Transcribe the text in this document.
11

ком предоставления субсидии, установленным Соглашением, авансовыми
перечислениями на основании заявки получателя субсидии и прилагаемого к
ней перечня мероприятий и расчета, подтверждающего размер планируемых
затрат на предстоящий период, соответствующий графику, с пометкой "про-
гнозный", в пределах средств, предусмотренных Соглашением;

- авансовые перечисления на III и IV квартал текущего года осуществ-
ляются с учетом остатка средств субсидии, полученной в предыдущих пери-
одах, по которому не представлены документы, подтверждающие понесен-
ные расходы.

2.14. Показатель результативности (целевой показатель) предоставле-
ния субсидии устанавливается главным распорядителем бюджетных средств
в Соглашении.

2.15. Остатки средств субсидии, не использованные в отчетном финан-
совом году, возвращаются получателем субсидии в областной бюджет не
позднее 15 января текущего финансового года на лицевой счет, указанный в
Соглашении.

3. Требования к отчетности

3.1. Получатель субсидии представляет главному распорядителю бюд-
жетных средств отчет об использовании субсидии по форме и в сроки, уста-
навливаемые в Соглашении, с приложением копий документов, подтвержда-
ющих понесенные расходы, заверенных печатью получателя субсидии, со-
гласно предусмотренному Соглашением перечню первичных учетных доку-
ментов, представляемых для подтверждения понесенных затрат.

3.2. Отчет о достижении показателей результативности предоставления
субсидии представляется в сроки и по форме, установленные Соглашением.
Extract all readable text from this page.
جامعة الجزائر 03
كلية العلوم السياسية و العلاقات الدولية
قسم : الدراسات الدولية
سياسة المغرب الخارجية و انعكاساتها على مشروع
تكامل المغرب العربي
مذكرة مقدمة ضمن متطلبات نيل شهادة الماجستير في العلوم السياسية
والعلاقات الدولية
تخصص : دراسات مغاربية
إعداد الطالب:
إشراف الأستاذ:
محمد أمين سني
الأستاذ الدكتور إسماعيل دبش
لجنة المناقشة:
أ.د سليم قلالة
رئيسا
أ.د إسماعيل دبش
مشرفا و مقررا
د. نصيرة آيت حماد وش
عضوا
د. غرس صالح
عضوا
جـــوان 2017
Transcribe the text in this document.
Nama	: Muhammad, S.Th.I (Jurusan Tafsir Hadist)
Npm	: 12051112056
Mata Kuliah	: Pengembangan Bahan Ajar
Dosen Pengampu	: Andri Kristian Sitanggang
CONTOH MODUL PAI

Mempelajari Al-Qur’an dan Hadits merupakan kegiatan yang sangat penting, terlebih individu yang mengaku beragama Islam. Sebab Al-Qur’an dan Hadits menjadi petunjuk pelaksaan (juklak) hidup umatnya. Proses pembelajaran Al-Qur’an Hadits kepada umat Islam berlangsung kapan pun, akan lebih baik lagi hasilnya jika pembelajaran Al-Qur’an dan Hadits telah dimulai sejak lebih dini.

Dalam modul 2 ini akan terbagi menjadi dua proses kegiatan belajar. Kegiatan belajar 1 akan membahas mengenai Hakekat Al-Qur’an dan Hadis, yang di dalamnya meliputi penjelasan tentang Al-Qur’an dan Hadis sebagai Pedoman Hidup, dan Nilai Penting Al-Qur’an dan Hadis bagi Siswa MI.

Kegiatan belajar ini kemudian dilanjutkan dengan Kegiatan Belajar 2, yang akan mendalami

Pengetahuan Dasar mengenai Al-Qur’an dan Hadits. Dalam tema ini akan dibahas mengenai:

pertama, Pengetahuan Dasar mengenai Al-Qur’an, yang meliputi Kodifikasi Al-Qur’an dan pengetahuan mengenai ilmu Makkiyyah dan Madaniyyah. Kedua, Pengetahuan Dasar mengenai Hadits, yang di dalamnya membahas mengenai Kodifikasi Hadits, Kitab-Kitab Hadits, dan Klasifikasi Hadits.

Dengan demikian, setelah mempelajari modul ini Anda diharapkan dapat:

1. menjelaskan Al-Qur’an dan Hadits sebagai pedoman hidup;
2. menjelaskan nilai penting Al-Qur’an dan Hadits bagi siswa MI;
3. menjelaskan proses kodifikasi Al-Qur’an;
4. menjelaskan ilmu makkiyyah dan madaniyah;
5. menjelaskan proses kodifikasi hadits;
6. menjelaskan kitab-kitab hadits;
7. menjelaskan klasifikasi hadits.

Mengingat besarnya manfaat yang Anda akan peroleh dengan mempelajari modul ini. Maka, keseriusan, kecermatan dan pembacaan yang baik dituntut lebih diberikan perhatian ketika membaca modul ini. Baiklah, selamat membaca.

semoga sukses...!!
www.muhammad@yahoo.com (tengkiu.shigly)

→ What the task requires:
Give the complete listing a second time, exactly as it reads.

→ Exercise response:
Transcribe the text in this document.
11

ком предоставления субсидии, установленным Соглашением, авансовыми
перечислениями на основании заявки получателя субсидии и прилагаемого к
ней перечня мероприятий и расчета, подтверждающего размер планируемых
затрат на предстоящий период, соответствующий графику, с пометкой "про-
гнозный", в пределах средств, предусмотренных Соглашением;

- авансовые перечисления на III и IV квартал текущего года осуществ-
ляются с учетом остатка средств субсидии, полученной в предыдущих пери-
одах, по которому не представлены документы, подтверждающие понесен-
ные расходы.

2.14. Показатель результативности (целевой показатель) предоставле-
ния субсидии устанавливается главным распорядителем бюджетных средств
в Соглашении.

2.15. Остатки средств субсидии, не использованные в отчетном финан-
совом году, возвращаются получателем субсидии в областной бюджет не
позднее 15 января текущего финансового года на лицевой счет, указанный в
Соглашении.

3. Требования к отчетности

3.1. Получатель субсидии представляет главному распорядителю бюд-
жетных средств отчет об использовании субсидии по форме и в сроки, уста-
навливаемые в Соглашении, с приложением копий документов, подтвержда-
ющих понесенные расходы, заверенных печатью получателя субсидии, со-
гласно предусмотренному Соглашением перечню первичных учетных доку-
ментов, представляемых для подтверждения понесенных затрат.

3.2. Отчет о достижении показателей результативности предоставления
субсидии представляется в сроки и по форме, установленные Соглашением.
Extract all readable text from this page.
جامعة الجزائر 03
كلية العلوم السياسية و العلاقات الدولية
قسم : الدراسات الدولية
سياسة المغرب الخارجية و انعكاساتها على مشروع
تكامل المغرب العربي
مذكرة مقدمة ضمن متطلبات نيل شهادة الماجستير في العلوم السياسية
والعلاقات الدولية
تخصص : دراسات مغاربية
إعداد الطالب:
إشراف الأستاذ:
محمد أمين سني
الأستاذ الدكتور إسماعيل دبش
لجنة المناقشة:
أ.د سليم قلالة
رئيسا
أ.د إسماعيل دبش
مشرفا و مقررا
د. نصيرة آيت حماد وش
عضوا
د. غرس صالح
عضوا
جـــوان 2017
Transcribe the text in this document.
Nama	: Muhammad, S.Th.I (Jurusan Tafsir Hadist)
Npm	: 12051112056
Mata Kuliah	: Pengembangan Bahan Ajar
Dosen Pengampu	: Andri Kristian Sitanggang
CONTOH MODUL PAI

Mempelajari Al-Qur’an dan Hadits merupakan kegiatan yang sangat penting, terlebih individu yang mengaku beragama Islam. Sebab Al-Qur’an dan Hadits menjadi petunjuk pelaksaan (juklak) hidup umatnya. Proses pembelajaran Al-Qur’an Hadits kepada umat Islam berlangsung kapan pun, akan lebih baik lagi hasilnya jika pembelajaran Al-Qur’an dan Hadits telah dimulai sejak lebih dini.

Dalam modul 2 ini akan terbagi menjadi dua proses kegiatan belajar. Kegiatan belajar 1 akan membahas mengenai Hakekat Al-Qur’an dan Hadis, yang di dalamnya meliputi penjelasan tentang Al-Qur’an dan Hadis sebagai Pedoman Hidup, dan Nilai Penting Al-Qur’an dan Hadis bagi Siswa MI.

Kegiatan belajar ini kemudian dilanjutkan dengan Kegiatan Belajar 2, yang akan mendalami

Pengetahuan Dasar mengenai Al-Qur’an dan Hadits. Dalam tema ini akan dibahas mengenai:

pertama, Pengetahuan Dasar mengenai Al-Qur’an, yang meliputi Kodifikasi Al-Qur’an dan pengetahuan mengenai ilmu Makkiyyah dan Madaniyyah. Kedua, Pengetahuan Dasar mengenai Hadits, yang di dalamnya membahas mengenai Kodifikasi Hadits, Kitab-Kitab Hadits, dan Klasifikasi Hadits.

Dengan demikian, setelah mempelajari modul ini Anda diharapkan dapat:

1. menjelaskan Al-Qur’an dan Hadits sebagai pedoman hidup;
2. menjelaskan nilai penting Al-Qur’an dan Hadits bagi siswa MI;
3. menjelaskan proses kodifikasi Al-Qur’an;
4. menjelaskan ilmu makkiyyah dan madaniyah;
5. menjelaskan proses kodifikasi hadits;
6. menjelaskan kitab-kitab hadits;
7. menjelaskan klasifikasi hadits.

Mengingat besarnya manfaat yang Anda akan peroleh dengan mempelajari modul ini. Maka, keseriusan, kecermatan dan pembacaan yang baik dituntut lebih diberikan perhatian ketika membaca modul ini. Baiklah, selamat membaca.

semoga sukses...!!
www.muhammad@yahoo.com (tengkiu.shigly)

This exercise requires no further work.